[Data excerpts]
• • • • • • •

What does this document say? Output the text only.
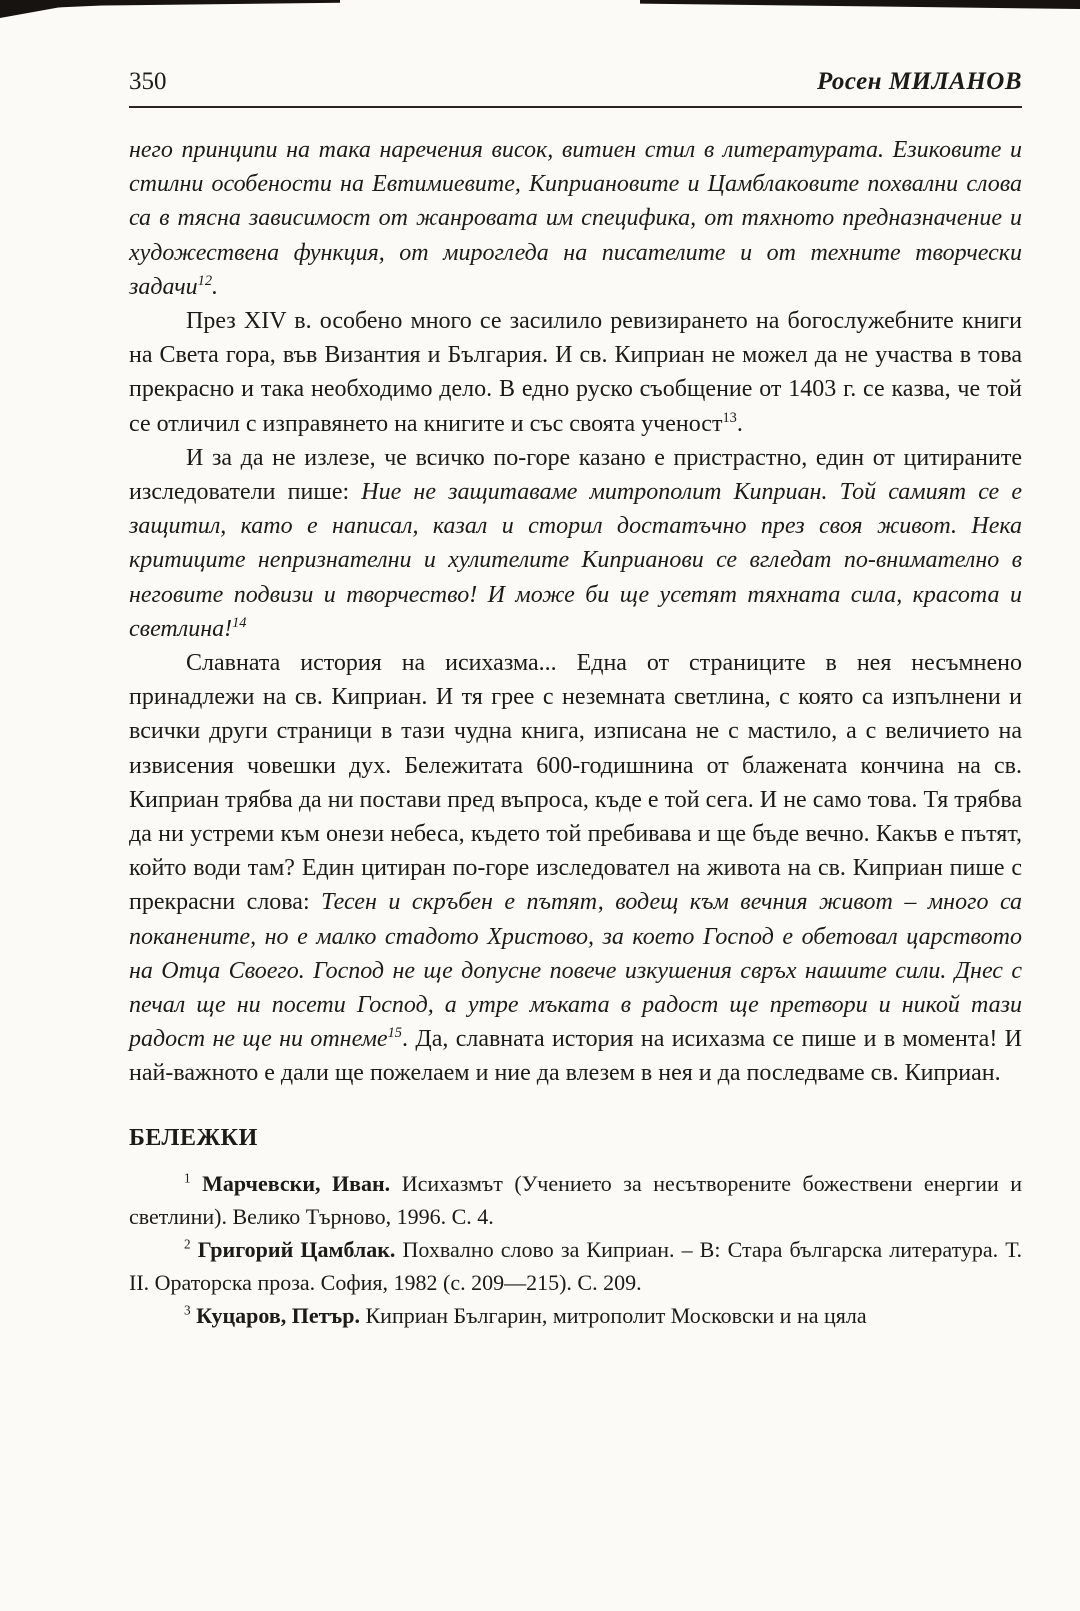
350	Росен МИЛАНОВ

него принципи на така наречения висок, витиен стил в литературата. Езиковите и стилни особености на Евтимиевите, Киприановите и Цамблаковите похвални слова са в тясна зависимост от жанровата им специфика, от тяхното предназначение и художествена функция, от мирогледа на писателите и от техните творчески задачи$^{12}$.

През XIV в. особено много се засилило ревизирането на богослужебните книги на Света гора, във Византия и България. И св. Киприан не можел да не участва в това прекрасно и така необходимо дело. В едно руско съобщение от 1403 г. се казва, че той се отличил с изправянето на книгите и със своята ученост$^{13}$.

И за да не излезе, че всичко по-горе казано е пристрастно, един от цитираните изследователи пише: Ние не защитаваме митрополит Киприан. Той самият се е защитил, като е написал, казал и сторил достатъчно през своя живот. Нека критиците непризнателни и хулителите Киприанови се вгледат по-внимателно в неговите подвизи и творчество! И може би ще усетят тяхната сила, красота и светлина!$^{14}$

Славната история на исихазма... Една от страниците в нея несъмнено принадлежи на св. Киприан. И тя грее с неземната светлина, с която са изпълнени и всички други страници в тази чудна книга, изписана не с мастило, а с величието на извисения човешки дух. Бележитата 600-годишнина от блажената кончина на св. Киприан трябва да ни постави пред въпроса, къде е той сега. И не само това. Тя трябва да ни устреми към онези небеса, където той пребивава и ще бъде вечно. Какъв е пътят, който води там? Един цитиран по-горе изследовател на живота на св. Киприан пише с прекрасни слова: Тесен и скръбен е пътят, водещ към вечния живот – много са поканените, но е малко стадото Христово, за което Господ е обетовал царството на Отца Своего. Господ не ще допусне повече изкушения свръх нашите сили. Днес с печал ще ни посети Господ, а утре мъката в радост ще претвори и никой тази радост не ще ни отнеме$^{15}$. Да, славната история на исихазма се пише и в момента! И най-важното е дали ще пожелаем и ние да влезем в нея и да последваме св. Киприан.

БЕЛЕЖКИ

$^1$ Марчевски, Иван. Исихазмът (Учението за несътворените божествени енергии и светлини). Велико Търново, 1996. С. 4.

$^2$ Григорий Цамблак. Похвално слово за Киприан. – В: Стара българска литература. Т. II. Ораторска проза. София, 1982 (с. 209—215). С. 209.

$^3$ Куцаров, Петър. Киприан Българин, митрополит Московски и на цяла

• • • • • • •

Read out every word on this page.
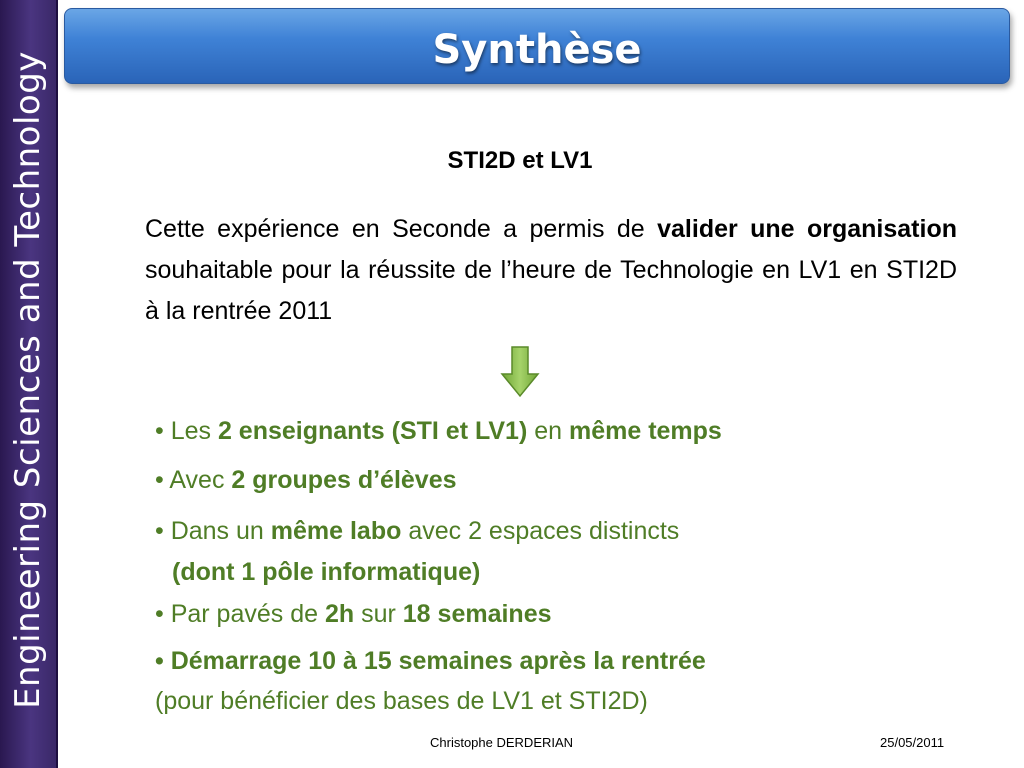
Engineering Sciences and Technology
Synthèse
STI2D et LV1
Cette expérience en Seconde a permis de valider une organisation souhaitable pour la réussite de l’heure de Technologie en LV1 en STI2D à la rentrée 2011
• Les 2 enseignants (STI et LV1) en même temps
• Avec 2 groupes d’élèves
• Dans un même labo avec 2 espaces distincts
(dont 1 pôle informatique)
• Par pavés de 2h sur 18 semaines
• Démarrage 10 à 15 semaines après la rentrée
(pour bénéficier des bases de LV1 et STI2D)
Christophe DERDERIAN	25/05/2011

• • • • • • •

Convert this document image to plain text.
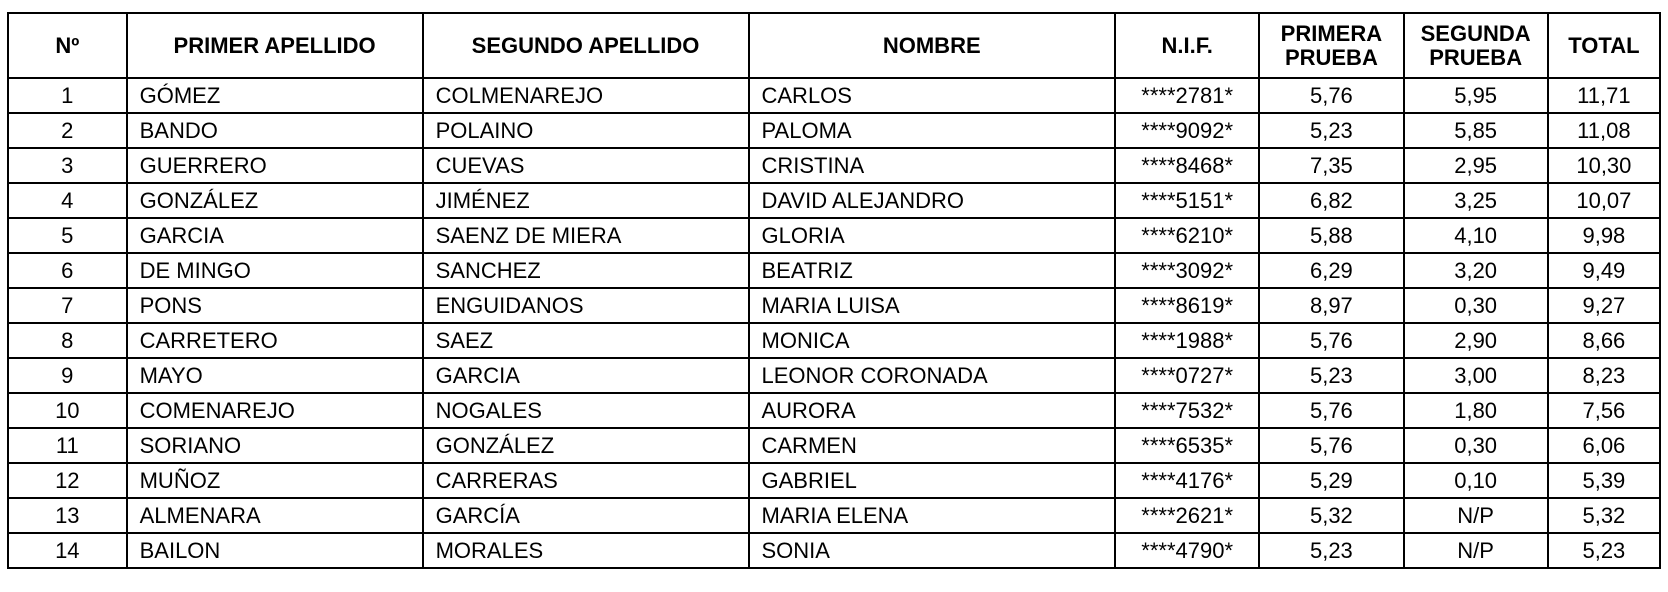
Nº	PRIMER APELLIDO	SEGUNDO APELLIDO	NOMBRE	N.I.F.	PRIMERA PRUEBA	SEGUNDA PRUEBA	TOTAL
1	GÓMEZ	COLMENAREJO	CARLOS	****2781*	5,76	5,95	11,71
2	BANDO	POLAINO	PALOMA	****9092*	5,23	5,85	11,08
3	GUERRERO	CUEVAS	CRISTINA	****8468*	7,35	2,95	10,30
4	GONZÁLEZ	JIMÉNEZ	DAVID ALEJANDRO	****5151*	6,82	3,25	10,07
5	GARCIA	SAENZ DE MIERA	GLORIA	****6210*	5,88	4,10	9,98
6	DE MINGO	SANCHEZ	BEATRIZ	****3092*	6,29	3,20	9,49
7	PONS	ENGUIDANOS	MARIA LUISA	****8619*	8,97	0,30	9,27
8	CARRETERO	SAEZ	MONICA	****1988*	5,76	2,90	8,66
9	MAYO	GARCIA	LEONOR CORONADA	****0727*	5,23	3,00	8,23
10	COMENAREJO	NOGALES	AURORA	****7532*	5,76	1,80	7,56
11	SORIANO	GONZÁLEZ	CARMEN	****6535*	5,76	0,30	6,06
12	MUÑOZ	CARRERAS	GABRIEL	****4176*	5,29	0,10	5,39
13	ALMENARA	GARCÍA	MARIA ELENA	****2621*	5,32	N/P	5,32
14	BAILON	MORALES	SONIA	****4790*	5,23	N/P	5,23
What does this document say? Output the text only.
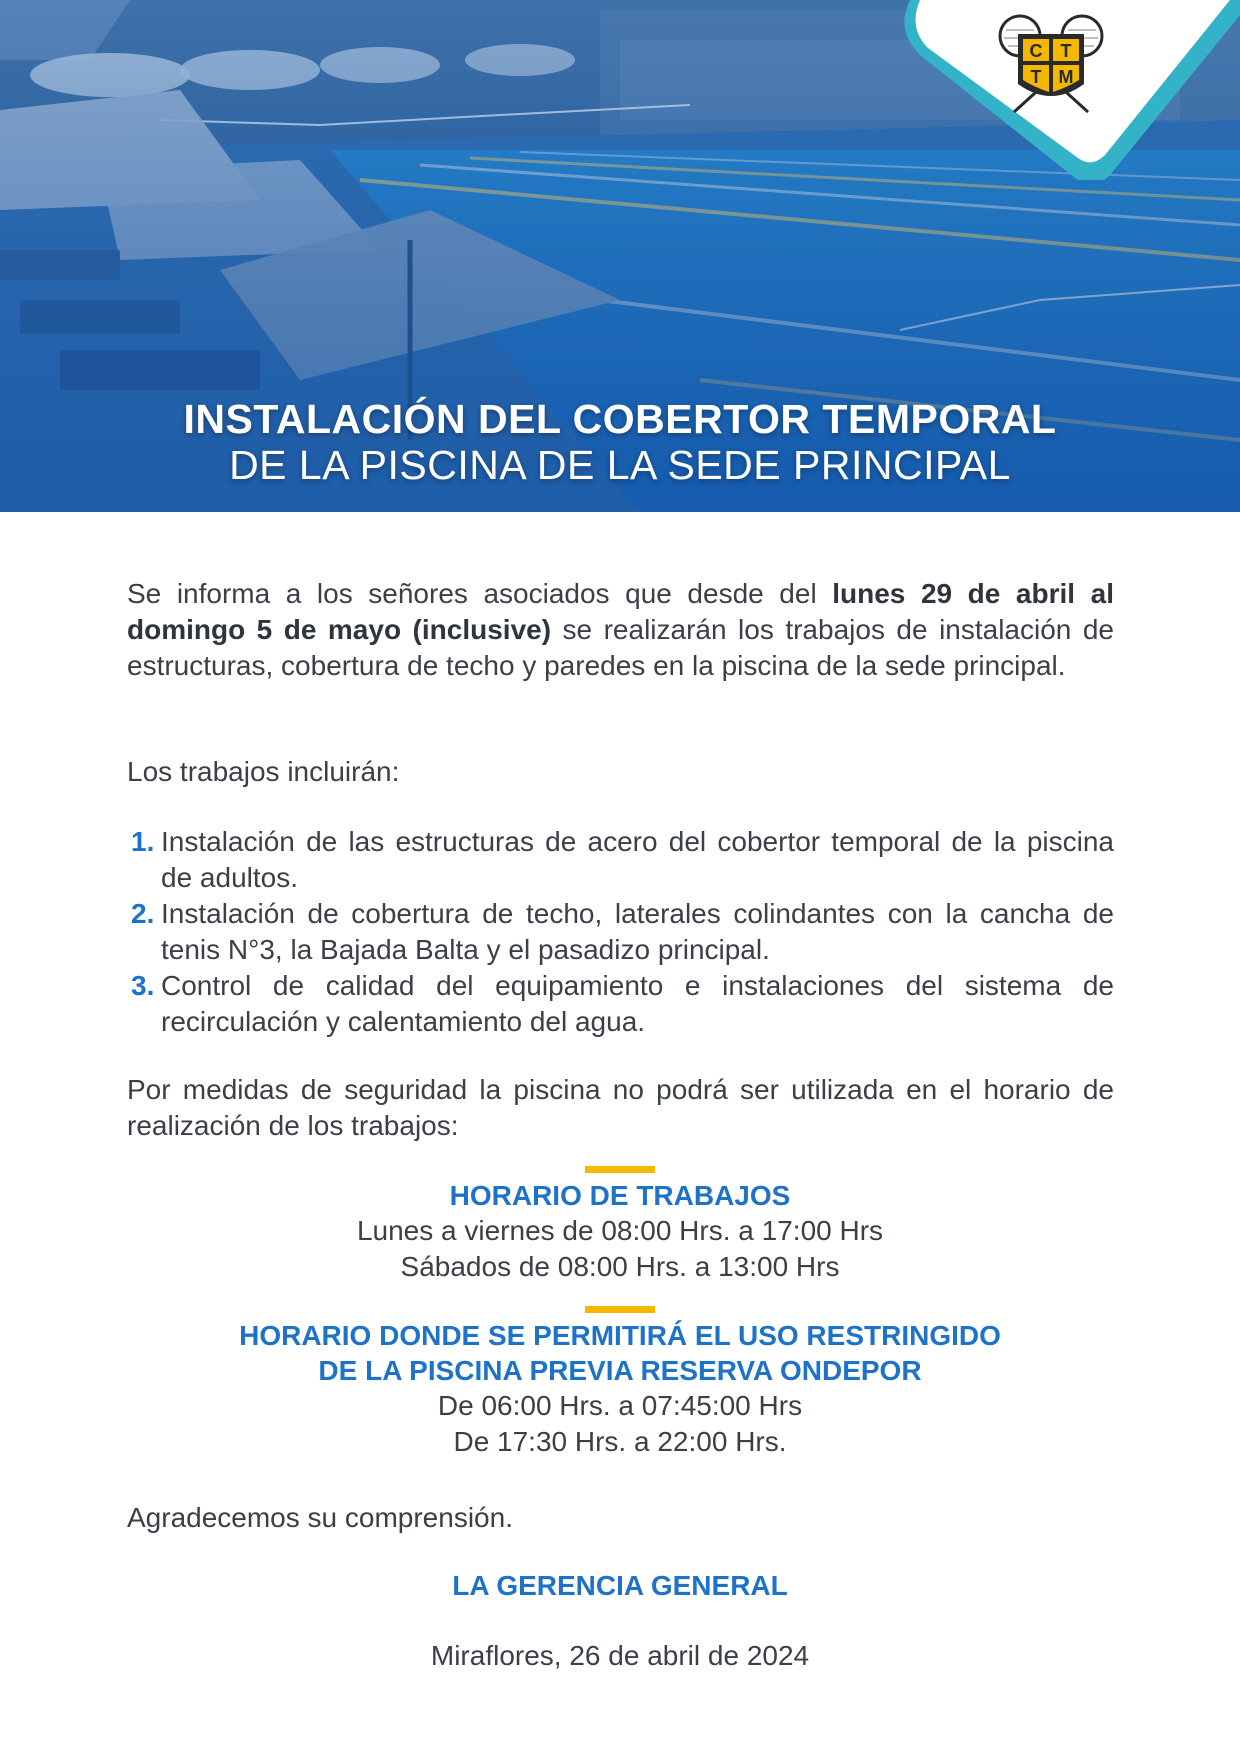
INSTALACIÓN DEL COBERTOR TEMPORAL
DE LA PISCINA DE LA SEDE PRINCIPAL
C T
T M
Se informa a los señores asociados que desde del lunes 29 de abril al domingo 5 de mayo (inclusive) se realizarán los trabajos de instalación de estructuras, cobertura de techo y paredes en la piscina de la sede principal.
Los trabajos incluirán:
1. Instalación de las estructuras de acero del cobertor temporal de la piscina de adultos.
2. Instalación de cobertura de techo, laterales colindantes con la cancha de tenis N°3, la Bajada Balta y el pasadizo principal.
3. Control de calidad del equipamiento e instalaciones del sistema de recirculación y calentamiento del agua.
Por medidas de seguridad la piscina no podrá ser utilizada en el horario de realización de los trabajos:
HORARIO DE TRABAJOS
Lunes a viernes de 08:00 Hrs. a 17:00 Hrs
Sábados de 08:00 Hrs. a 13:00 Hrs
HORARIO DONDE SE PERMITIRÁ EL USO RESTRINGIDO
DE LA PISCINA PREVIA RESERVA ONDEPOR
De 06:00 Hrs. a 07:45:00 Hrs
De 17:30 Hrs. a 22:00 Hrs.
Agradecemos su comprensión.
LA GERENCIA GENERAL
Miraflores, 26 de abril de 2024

• • • • • • •

AIM:
Wherever the string "много" appears in the entries above, list that line.

TASK ANSWER:
През XIV в. особено много се засилило ревизирането на богослужебните книги на Света гора, във Византия и България. И св. Киприан не можел да не участва в това прекрасно и така необходимо дело. В едно руско съобщение от 1403 г. се казва, че той се отличил с изправянето на книгите и със своята ученост$^{13}$.
Славната история на исихазма... Една от страниците в нея несъмнено принадлежи на св. Киприан. И тя грее с неземната светлина, с която са изпълнени и всички други страници в тази чудна книга, изписана не с мастило, а с величието на извисения човешки дух. Бележитата 600-годишнина от блажената кончина на св. Киприан трябва да ни постави пред въпроса, къде е той сега. И не само това. Тя трябва да ни устреми към онези небеса, където той пребивава и ще бъде вечно. Какъв е пътят, който води там? Един цитиран по-горе изследовател на живота на св. Киприан пише с прекрасни слова: Тесен и скръбен е пътят, водещ към вечния живот – много са поканените, но е малко стадото Христово, за което Господ е обетовал царството на Отца Своего. Господ не ще допусне повече изкушения свръх нашите сили. Днес с печал ще ни посети Господ, а утре мъката в радост ще претвори и никой тази радост не ще ни отнеме$^{15}$. Да, славната история на исихазма се пише и в момента! И най-важното е дали ще пожелаем и ние да влезем в нея и да последваме св. Киприан.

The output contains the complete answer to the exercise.